INSTRUCTIONS TO FOLLOW - Which lines run from the one containing "Give me the" to the end of the entries? Quote them exactly, and nothing else.

==========

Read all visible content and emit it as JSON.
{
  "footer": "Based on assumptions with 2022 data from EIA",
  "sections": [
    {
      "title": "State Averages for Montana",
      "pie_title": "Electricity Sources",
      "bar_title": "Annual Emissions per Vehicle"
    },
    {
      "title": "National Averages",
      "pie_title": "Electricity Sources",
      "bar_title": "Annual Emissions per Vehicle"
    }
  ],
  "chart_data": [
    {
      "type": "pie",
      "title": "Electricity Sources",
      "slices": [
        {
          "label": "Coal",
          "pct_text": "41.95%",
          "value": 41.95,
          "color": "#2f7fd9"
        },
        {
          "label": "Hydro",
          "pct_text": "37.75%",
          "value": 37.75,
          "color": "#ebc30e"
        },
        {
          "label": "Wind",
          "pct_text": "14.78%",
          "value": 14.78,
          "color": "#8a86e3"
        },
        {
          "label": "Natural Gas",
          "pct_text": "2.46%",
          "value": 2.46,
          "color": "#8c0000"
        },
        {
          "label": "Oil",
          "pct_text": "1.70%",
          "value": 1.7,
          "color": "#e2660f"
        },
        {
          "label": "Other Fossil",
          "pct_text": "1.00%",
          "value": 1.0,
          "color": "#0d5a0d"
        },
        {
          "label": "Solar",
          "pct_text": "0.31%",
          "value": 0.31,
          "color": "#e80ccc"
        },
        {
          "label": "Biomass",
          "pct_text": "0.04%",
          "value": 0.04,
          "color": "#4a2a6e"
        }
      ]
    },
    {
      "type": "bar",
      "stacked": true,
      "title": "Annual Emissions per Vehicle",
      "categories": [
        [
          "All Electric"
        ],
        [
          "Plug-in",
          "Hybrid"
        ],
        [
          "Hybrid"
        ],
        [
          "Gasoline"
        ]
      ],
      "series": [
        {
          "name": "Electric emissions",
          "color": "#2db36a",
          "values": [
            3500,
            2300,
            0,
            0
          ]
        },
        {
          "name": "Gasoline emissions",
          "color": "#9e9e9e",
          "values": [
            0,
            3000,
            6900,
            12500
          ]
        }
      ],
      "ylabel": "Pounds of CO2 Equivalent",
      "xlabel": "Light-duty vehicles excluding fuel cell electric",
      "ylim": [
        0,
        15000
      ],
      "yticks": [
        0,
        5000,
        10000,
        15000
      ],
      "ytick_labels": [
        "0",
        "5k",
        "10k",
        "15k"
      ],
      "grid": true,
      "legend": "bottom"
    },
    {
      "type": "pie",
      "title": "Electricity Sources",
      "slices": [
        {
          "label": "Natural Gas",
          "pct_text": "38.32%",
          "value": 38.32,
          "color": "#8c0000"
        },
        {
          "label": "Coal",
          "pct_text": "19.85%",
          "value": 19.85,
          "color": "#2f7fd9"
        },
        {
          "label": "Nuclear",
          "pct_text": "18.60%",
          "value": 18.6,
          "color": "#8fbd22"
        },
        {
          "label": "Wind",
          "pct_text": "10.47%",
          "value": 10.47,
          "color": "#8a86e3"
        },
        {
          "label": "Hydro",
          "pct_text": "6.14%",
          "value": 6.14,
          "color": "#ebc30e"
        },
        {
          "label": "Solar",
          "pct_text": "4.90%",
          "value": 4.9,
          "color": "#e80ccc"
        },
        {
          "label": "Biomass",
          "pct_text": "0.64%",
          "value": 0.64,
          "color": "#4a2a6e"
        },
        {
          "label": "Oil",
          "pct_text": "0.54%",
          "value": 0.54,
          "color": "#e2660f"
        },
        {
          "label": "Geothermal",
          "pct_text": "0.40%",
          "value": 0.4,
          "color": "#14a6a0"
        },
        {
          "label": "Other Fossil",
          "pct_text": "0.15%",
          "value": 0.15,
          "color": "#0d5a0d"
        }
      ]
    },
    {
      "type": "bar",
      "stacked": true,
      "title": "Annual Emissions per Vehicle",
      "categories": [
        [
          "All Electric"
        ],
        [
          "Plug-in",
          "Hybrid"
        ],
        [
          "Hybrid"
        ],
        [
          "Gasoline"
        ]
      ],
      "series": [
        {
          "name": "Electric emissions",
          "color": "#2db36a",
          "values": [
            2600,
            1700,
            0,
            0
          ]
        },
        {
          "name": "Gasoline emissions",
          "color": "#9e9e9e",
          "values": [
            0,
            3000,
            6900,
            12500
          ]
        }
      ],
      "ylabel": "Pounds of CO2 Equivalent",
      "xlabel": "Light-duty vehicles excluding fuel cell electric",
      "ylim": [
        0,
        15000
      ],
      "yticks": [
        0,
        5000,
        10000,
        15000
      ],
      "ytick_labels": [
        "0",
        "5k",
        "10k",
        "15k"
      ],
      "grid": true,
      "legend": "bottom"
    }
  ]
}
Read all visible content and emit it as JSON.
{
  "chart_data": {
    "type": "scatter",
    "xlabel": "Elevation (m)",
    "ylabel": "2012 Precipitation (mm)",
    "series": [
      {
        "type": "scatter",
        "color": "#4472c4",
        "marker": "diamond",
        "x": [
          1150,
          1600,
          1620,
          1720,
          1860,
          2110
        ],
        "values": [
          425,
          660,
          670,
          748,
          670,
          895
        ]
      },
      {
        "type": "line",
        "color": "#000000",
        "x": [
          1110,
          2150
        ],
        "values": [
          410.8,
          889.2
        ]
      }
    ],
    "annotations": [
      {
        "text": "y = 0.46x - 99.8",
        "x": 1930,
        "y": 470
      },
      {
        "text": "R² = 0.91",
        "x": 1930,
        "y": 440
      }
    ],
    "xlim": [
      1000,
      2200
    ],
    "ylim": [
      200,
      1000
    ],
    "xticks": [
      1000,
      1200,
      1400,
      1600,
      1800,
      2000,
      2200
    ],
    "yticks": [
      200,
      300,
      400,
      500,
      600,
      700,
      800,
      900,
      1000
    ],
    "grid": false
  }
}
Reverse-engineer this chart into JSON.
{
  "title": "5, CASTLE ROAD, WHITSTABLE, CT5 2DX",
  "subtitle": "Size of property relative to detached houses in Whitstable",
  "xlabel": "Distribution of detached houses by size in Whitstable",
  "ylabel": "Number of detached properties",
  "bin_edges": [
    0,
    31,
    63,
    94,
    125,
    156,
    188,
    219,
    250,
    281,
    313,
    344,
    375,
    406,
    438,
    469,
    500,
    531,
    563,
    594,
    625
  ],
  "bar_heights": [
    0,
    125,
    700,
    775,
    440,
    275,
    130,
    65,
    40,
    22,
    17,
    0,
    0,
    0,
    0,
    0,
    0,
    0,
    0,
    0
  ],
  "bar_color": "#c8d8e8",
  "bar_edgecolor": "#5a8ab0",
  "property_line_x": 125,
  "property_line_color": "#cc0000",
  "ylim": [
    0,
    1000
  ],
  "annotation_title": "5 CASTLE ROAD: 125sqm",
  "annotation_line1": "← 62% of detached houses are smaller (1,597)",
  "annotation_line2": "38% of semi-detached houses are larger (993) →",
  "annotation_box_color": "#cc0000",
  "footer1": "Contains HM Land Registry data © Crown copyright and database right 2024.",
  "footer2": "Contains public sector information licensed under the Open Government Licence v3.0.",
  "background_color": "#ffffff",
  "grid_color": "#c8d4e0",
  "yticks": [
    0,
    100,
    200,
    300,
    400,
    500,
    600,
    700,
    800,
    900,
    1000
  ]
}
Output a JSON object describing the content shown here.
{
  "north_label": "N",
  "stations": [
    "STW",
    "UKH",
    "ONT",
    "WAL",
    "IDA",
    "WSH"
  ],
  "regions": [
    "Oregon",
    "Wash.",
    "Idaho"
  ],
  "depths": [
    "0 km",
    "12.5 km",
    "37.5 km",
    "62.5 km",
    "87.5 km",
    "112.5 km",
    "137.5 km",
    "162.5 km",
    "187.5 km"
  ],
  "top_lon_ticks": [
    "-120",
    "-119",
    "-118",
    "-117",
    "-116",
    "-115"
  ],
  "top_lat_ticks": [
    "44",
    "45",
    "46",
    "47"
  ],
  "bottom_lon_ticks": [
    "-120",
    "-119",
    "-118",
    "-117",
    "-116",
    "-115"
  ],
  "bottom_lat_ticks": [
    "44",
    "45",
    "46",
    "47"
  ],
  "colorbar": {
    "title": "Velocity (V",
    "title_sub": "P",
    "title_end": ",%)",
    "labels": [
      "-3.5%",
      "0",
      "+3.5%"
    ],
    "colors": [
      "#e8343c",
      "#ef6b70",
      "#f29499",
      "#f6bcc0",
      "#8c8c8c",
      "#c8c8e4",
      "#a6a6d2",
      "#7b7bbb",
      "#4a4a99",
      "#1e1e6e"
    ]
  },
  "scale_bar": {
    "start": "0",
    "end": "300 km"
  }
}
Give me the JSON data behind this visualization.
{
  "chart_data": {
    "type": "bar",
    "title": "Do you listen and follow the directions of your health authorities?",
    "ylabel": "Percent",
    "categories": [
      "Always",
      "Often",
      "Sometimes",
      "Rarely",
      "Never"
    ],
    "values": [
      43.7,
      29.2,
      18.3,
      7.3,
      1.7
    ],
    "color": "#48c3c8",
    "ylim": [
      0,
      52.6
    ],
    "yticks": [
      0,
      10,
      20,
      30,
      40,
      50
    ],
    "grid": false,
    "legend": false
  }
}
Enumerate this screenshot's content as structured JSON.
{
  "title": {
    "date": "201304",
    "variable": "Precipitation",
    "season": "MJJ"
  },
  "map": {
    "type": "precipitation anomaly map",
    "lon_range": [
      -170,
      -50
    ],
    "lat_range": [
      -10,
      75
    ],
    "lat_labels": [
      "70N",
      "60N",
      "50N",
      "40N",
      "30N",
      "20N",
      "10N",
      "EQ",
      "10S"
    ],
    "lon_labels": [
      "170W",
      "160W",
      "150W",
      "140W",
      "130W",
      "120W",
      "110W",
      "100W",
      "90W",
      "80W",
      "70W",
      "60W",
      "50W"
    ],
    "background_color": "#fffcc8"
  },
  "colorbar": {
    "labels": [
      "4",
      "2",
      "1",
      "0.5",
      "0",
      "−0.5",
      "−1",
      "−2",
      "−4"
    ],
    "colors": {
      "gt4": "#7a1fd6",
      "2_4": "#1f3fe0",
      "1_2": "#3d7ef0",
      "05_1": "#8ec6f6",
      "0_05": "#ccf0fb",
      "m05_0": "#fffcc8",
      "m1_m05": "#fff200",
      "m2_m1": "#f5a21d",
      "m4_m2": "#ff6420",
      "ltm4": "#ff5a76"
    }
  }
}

==========

EXERCISE RESPONSE -
Give me the JSON data behind this visualization.
{
  "chart_data": {
    "type": "bar",
    "title": "Do you listen and follow the directions of your health authorities?",
    "ylabel": "Percent",
    "categories": [
      "Always",
      "Often",
      "Sometimes",
      "Rarely",
      "Never"
    ],
    "values": [
      43.7,
      29.2,
      18.3,
      7.3,
      1.7
    ],
    "color": "#48c3c8",
    "ylim": [
      0,
      52.6
    ],
    "yticks": [
      0,
      10,
      20,
      30,
      40,
      50
    ],
    "grid": false,
    "legend": false
  }
}
Enumerate this screenshot's content as structured JSON.
{
  "title": {
    "date": "201304",
    "variable": "Precipitation",
    "season": "MJJ"
  },
  "map": {
    "type": "precipitation anomaly map",
    "lon_range": [
      -170,
      -50
    ],
    "lat_range": [
      -10,
      75
    ],
    "lat_labels": [
      "70N",
      "60N",
      "50N",
      "40N",
      "30N",
      "20N",
      "10N",
      "EQ",
      "10S"
    ],
    "lon_labels": [
      "170W",
      "160W",
      "150W",
      "140W",
      "130W",
      "120W",
      "110W",
      "100W",
      "90W",
      "80W",
      "70W",
      "60W",
      "50W"
    ],
    "background_color": "#fffcc8"
  },
  "colorbar": {
    "labels": [
      "4",
      "2",
      "1",
      "0.5",
      "0",
      "−0.5",
      "−1",
      "−2",
      "−4"
    ],
    "colors": {
      "gt4": "#7a1fd6",
      "2_4": "#1f3fe0",
      "1_2": "#3d7ef0",
      "05_1": "#8ec6f6",
      "0_05": "#ccf0fb",
      "m05_0": "#fffcc8",
      "m1_m05": "#fff200",
      "m2_m1": "#f5a21d",
      "m4_m2": "#ff6420",
      "ltm4": "#ff5a76"
    }
  }
}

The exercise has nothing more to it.